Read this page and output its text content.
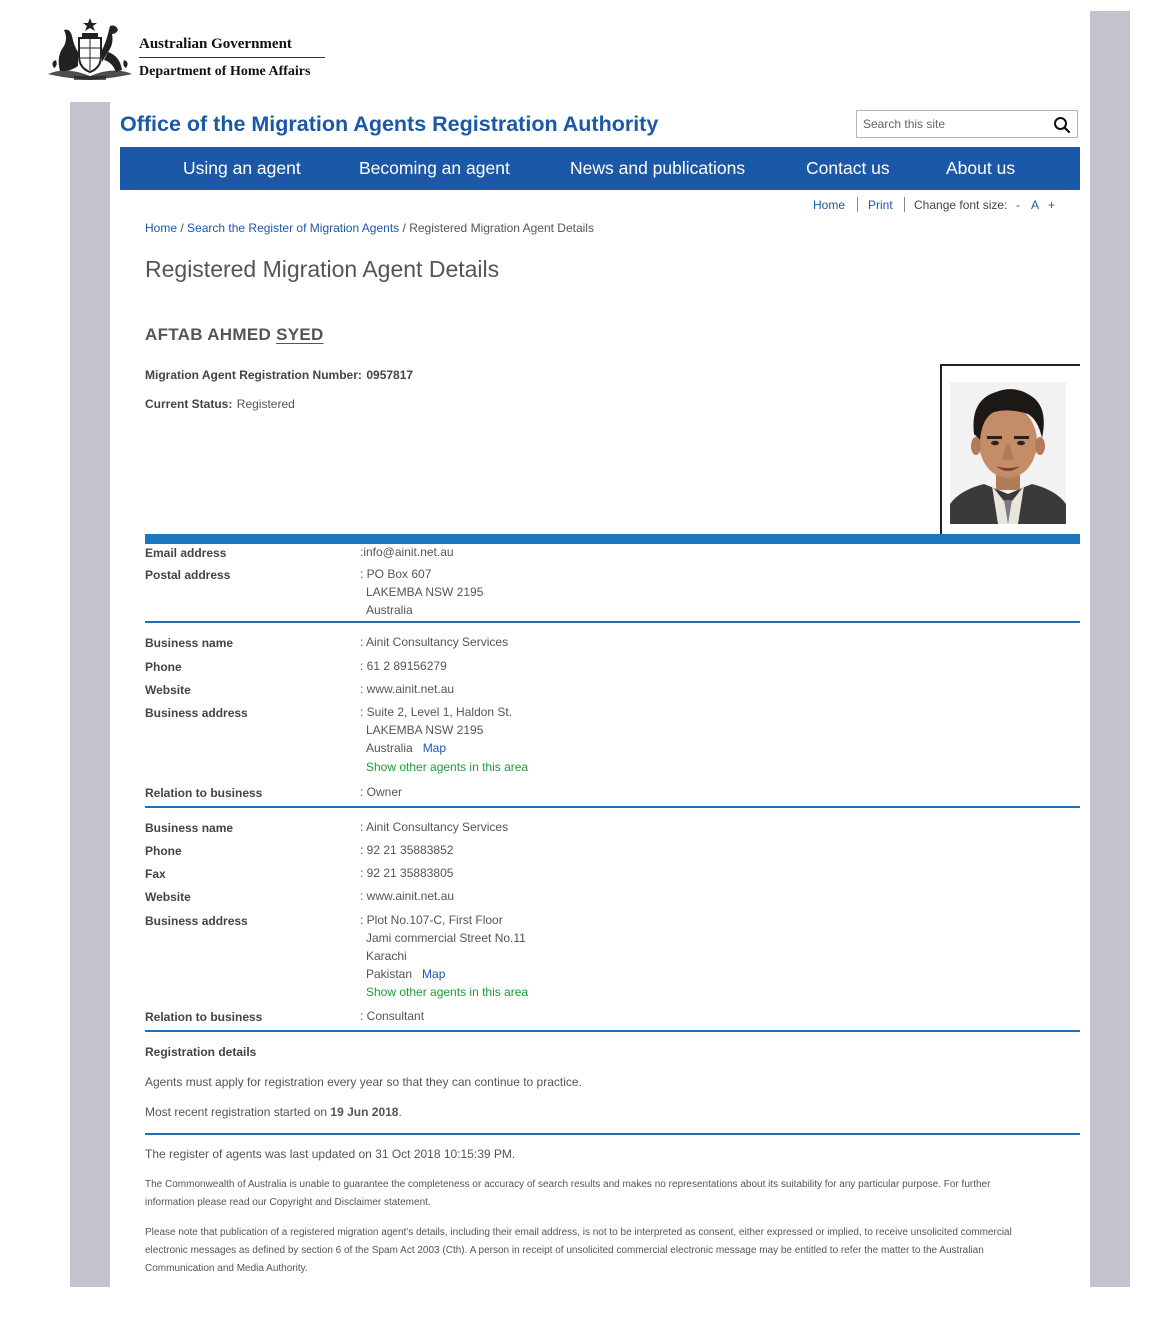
Australian Government
Department of Home Affairs
Office of the Migration Agents Registration Authority
Search this site
Using an agent	Becoming an agent	News and publications	Contact us	About us
Home Print Change font size: - A +
Home / Search the Register of Migration Agents / Registered Migration Agent Details
Registered Migration Agent Details
AFTAB AHMED SYED
Migration Agent Registration Number: 0957817
Current Status: Registered
Email address	:info@ainit.net.au
Postal address	: PO Box 607
LAKEMBA NSW 2195
Australia
Business name	: Ainit Consultancy Services
Phone	: 61 2 89156279
Website	: www.ainit.net.au
Business address	: Suite 2, Level 1, Haldon St.
LAKEMBA NSW 2195
Australia Map
Show other agents in this area
Relation to business	: Owner
Business name	: Ainit Consultancy Services
Phone	: 92 21 35883852
Fax	: 92 21 35883805
Website	: www.ainit.net.au
Business address	: Plot No.107-C, First Floor
Jami commercial Street No.11
Karachi
Pakistan Map
Show other agents in this area
Relation to business	: Consultant
Registration details
Agents must apply for registration every year so that they can continue to practice.
Most recent registration started on 19 Jun 2018.
The register of agents was last updated on 31 Oct 2018 10:15:39 PM.
The Commonwealth of Australia is unable to guarantee the completeness or accuracy of search results and makes no representations about its suitability for any particular purpose. For further
information please read our Copyright and Disclaimer statement.
Please note that publication of a registered migration agent's details, including their email address, is not to be interpreted as consent, either expressed or implied, to receive unsolicited commercial
electronic messages as defined by section 6 of the Spam Act 2003 (Cth). A person in receipt of unsolicited commercial electronic message may be entitled to refer the matter to the Australian
Communication and Media Authority.
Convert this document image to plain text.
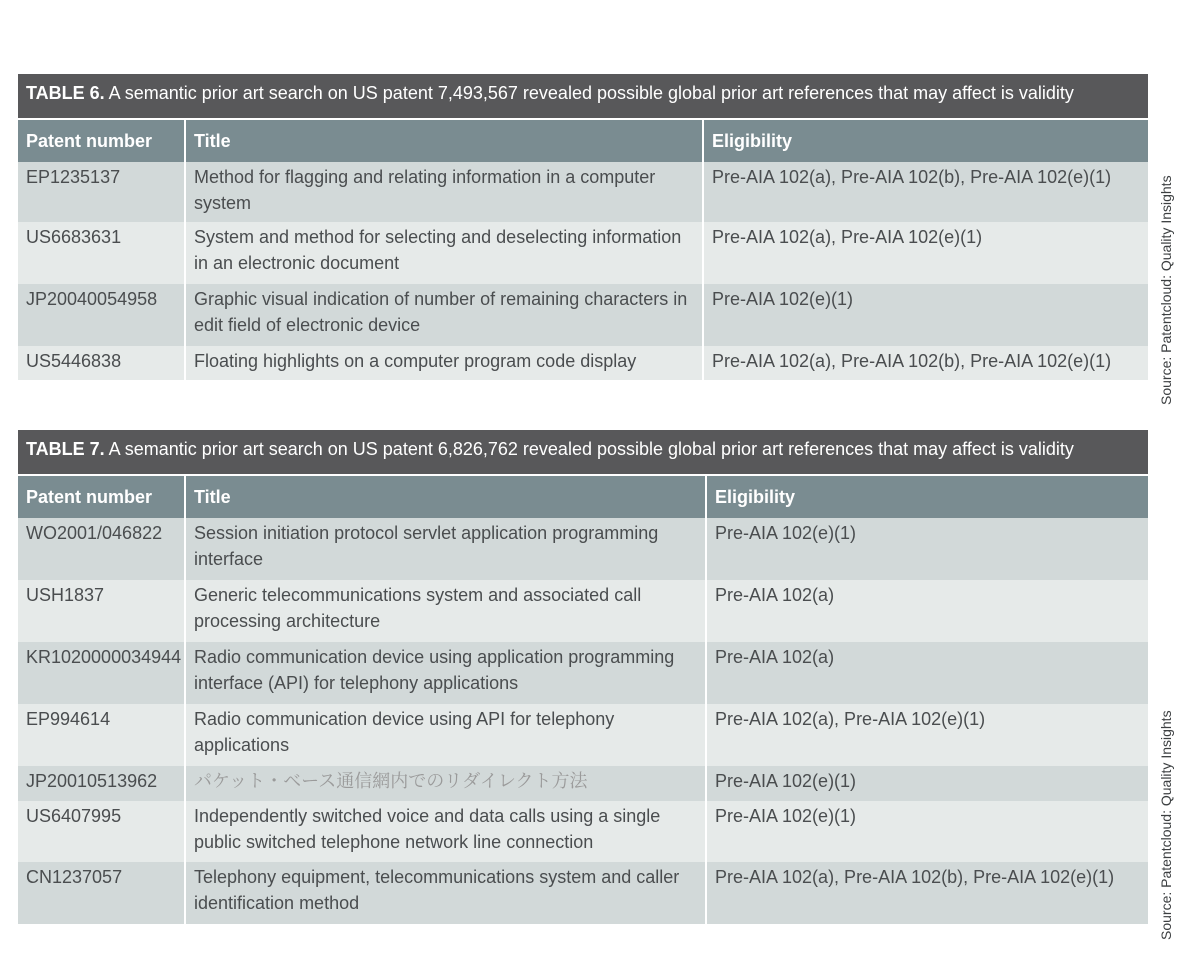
TABLE 6. A semantic prior art search on US patent 7,493,567 revealed possible global prior art references that may affect is validity
Patent number	Title	Eligibility
EP1235137	Method for flagging and relating information in a computer system	Pre-AIA 102(a), Pre-AIA 102(b), Pre-AIA 102(e)(1)
US6683631	System and method for selecting and deselecting information in an electronic document	Pre-AIA 102(a), Pre-AIA 102(e)(1)
JP20040054958	Graphic visual indication of number of remaining characters in edit field of electronic device	Pre-AIA 102(e)(1)
US5446838	Floating highlights on a computer program code display	Pre-AIA 102(a), Pre-AIA 102(b), Pre-AIA 102(e)(1)	Source: Patentcloud: Quality Insights
TABLE 7. A semantic prior art search on US patent 6,826,762 revealed possible global prior art references that may affect is validity
Patent number	Title	Eligibility
WO2001/046822	Session initiation protocol servlet application programming interface	Pre-AIA 102(e)(1)
USH1837	Generic telecommunications system and associated call processing architecture	Pre-AIA 102(a)
KR1020000034944	Radio communication device using application programming interface (API) for telephony applications	Pre-AIA 102(a)
EP994614	Radio communication device using API for telephony applications	Pre-AIA 102(a), Pre-AIA 102(e)(1)
JP20010513962	パケット・ベース通信網内でのリダイレクト方法	Pre-AIA 102(e)(1)
US6407995	Independently switched voice and data calls using a single public switched telephone network line connection	Pre-AIA 102(e)(1)
CN1237057	Telephony equipment, telecommunications system and caller identification method	Pre-AIA 102(a), Pre-AIA 102(b), Pre-AIA 102(e)(1)	Source: Patentcloud: Quality Insights
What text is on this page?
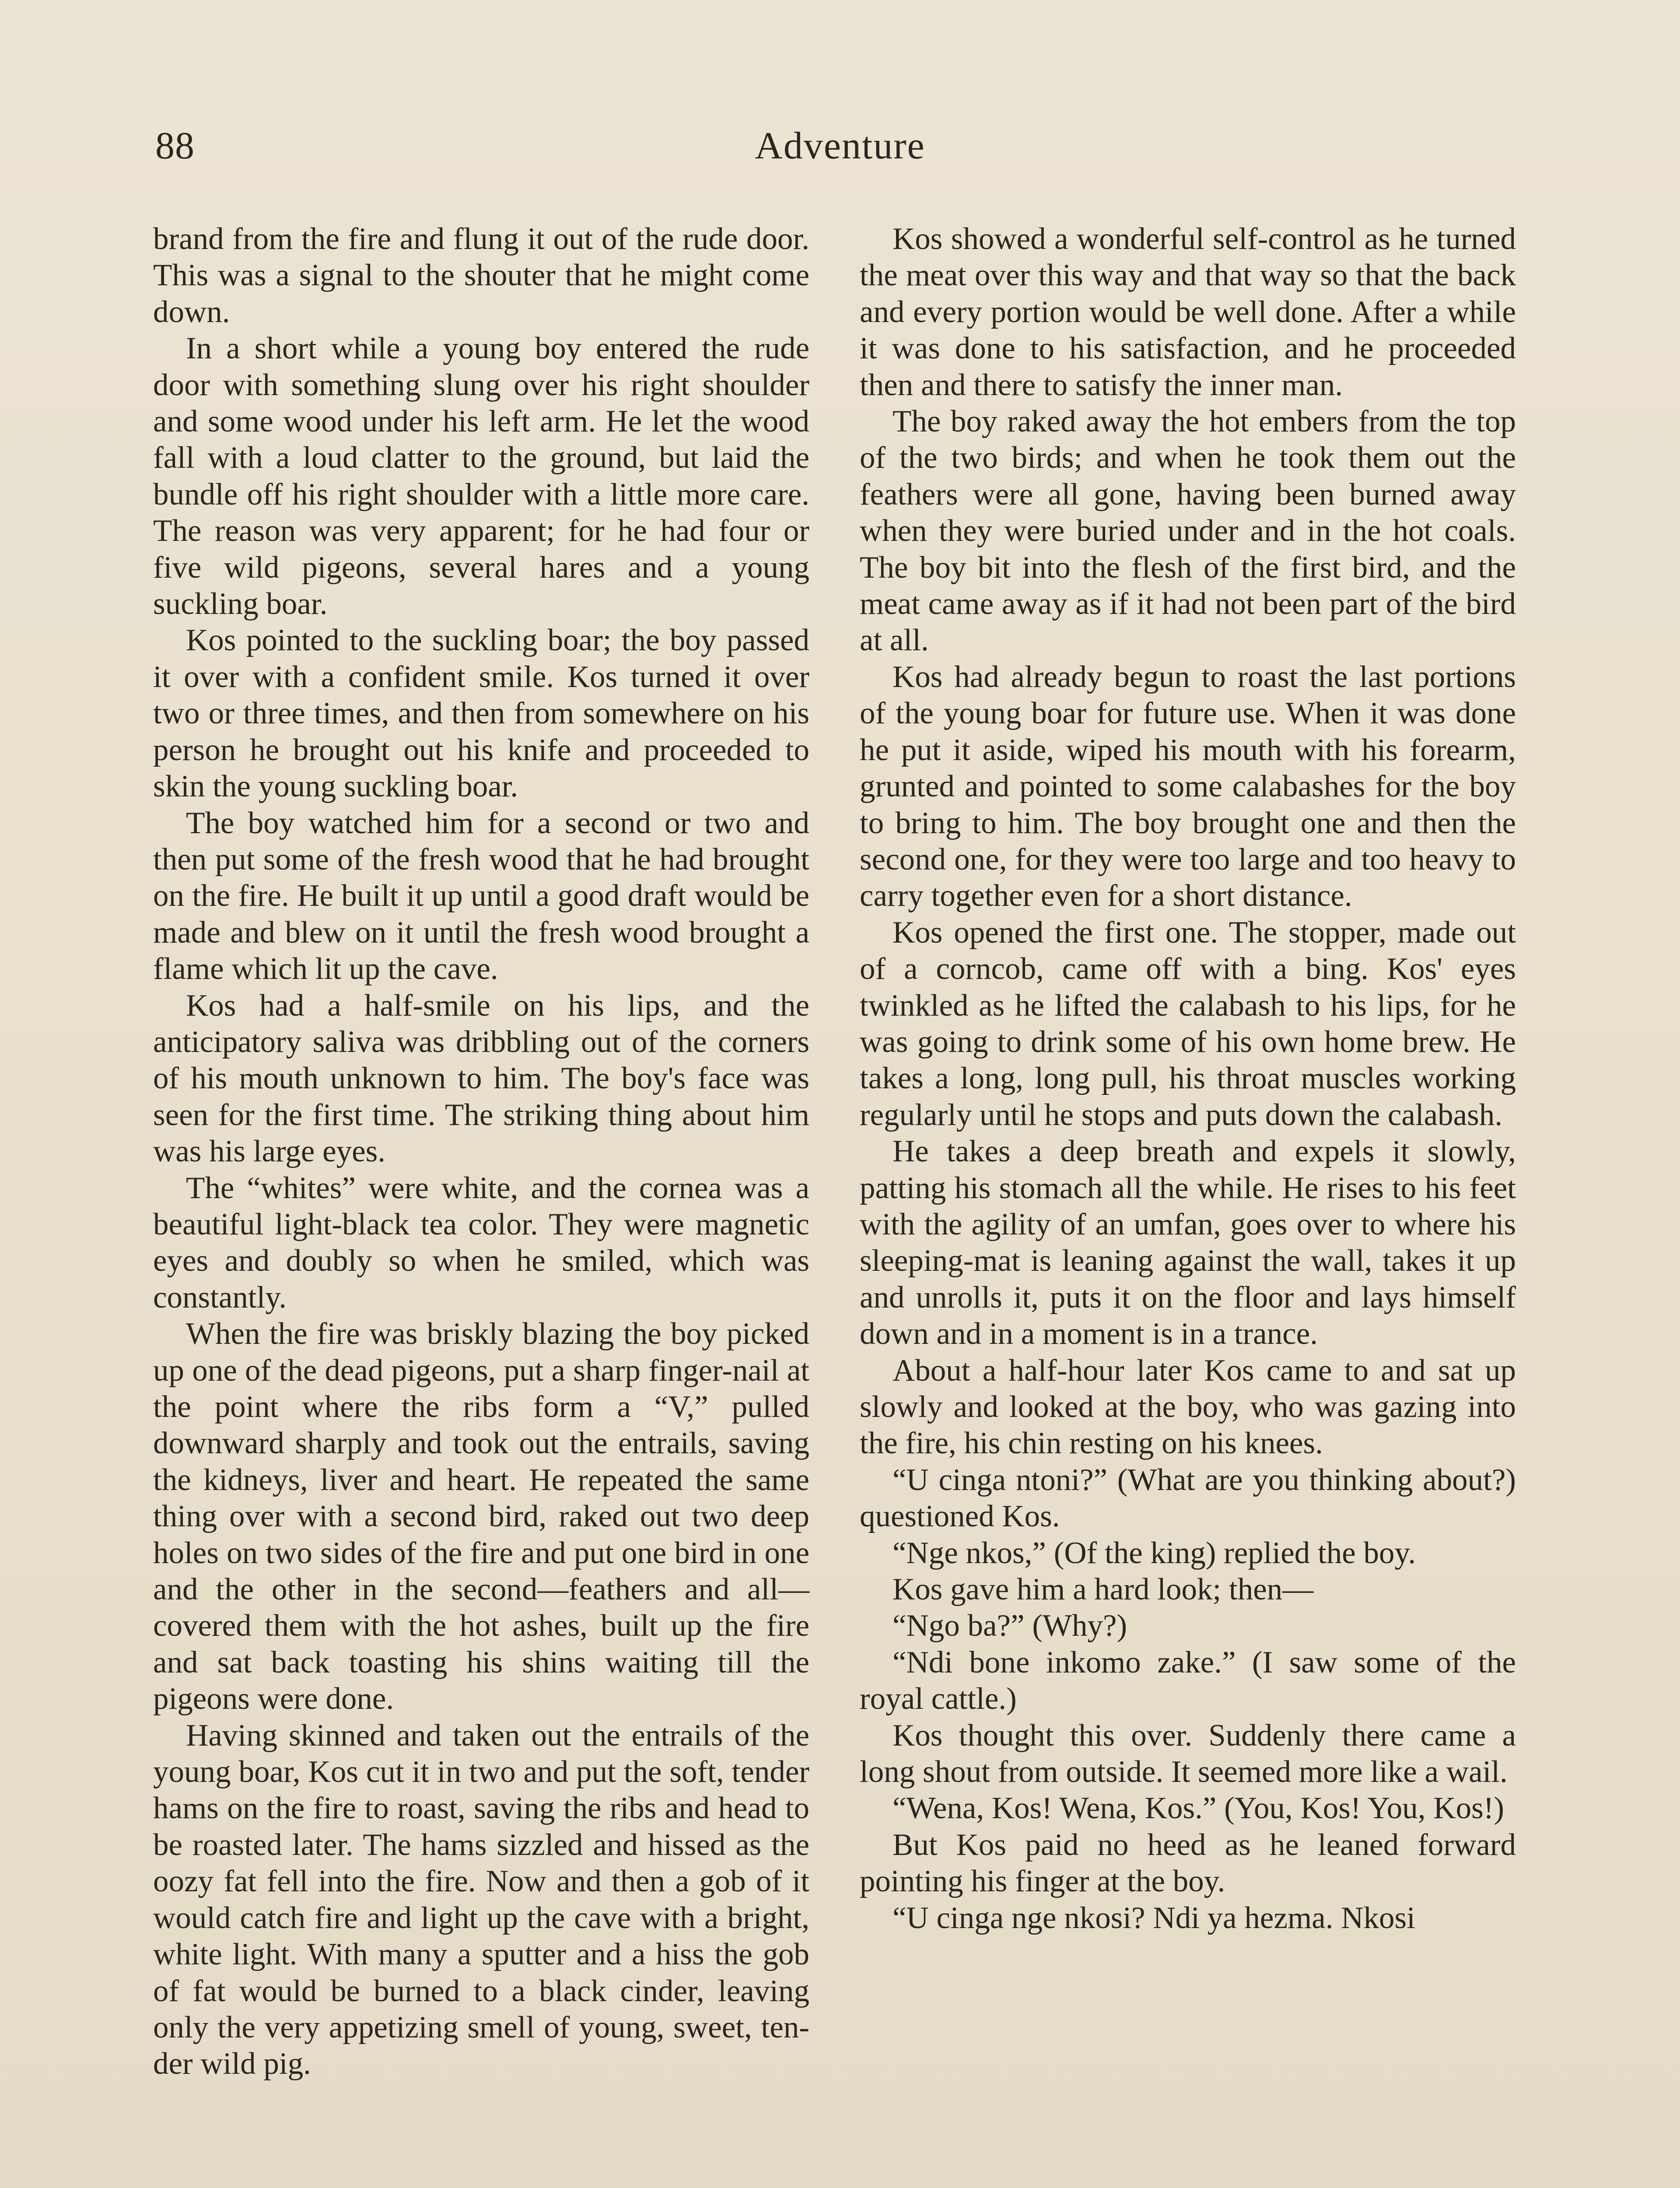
88	Adventure

brand from the fire and flung it out of the rude door. This was a signal to the shouter that he might come down.

In a short while a young boy entered the rude door with something slung over his right shoulder and some wood under his left arm. He let the wood fall with a loud clatter to the ground, but laid the bundle off his right shoulder with a little more care. The reason was very apparent; for he had four or five wild pigeons, several hares and a young suckling boar.

Kos pointed to the suckling boar; the boy passed it over with a confident smile. Kos turned it over two or three times, and then from somewhere on his person he brought out his knife and proceeded to skin the young suckling boar.

The boy watched him for a second or two and then put some of the fresh wood that he had brought on the fire. He built it up until a good draft would be made and blew on it until the fresh wood brought a flame which lit up the cave.

Kos had a half-smile on his lips, and the anticipatory saliva was dribbling out of the corners of his mouth unknown to him. The boy's face was seen for the first time. The striking thing about him was his large eyes.

The “whites” were white, and the cornea was a beautiful light-black tea color. They were magnetic eyes and doubly so when he smiled, which was constantly.

When the fire was briskly blazing the boy picked up one of the dead pigeons, put a sharp finger-nail at the point where the ribs form a “V,” pulled downward sharply and took out the entrails, saving the kidneys, liver and heart. He repeated the same thing over with a second bird, raked out two deep holes on two sides of the fire and put one bird in one and the other in the second—feathers and all—covered them with the hot ashes, built up the fire and sat back toasting his shins waiting till the pigeons were done.

Having skinned and taken out the entrails of the young boar, Kos cut it in two and put the soft, tender hams on the fire to roast, saving the ribs and head to be roasted later. The hams sizzled and hissed as the oozy fat fell into the fire. Now and then a gob of it would catch fire and light up the cave with a bright, white light. With many a sputter and a hiss the gob of fat would be burned to a black cinder, leaving only the very appetizing smell of young, sweet, tender wild pig.

Kos showed a wonderful self-control as he turned the meat over this way and that way so that the back and every portion would be well done. After a while it was done to his satisfaction, and he proceeded then and there to satisfy the inner man.

The boy raked away the hot embers from the top of the two birds; and when he took them out the feathers were all gone, having been burned away when they were buried under and in the hot coals. The boy bit into the flesh of the first bird, and the meat came away as if it had not been part of the bird at all.

Kos had already begun to roast the last portions of the young boar for future use. When it was done he put it aside, wiped his mouth with his forearm, grunted and pointed to some calabashes for the boy to bring to him. The boy brought one and then the second one, for they were too large and too heavy to carry together even for a short distance.

Kos opened the first one. The stopper, made out of a corncob, came off with a bing. Kos' eyes twinkled as he lifted the calabash to his lips, for he was going to drink some of his own home brew. He takes a long, long pull, his throat muscles working regularly until he stops and puts down the calabash.

He takes a deep breath and expels it slowly, patting his stomach all the while. He rises to his feet with the agility of an umfan, goes over to where his sleeping-mat is leaning against the wall, takes it up and unrolls it, puts it on the floor and lays himself down and in a moment is in a trance.

About a half-hour later Kos came to and sat up slowly and looked at the boy, who was gazing into the fire, his chin resting on his knees.

“U cinga ntoni?” (What are you thinking about?) questioned Kos.

“Nge nkos,” (Of the king) replied the boy.

Kos gave him a hard look; then—

“Ngo ba?” (Why?)

“Ndi bone inkomo zake.” (I saw some of the royal cattle.)

Kos thought this over. Suddenly there came a long shout from outside. It seemed more like a wail.

“Wena, Kos! Wena, Kos.” (You, Kos! You, Kos!)

But Kos paid no heed as he leaned forward pointing his finger at the boy.

“U cinga nge nkosi? Ndi ya hezma. Nkosi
◇ ◇ ◇
- WHAT THIS TASK INVOLVES -
Across the material above, how many lines include the string "white"? Only the number is wanted.

- RESULT OF THE EXERCISE -
2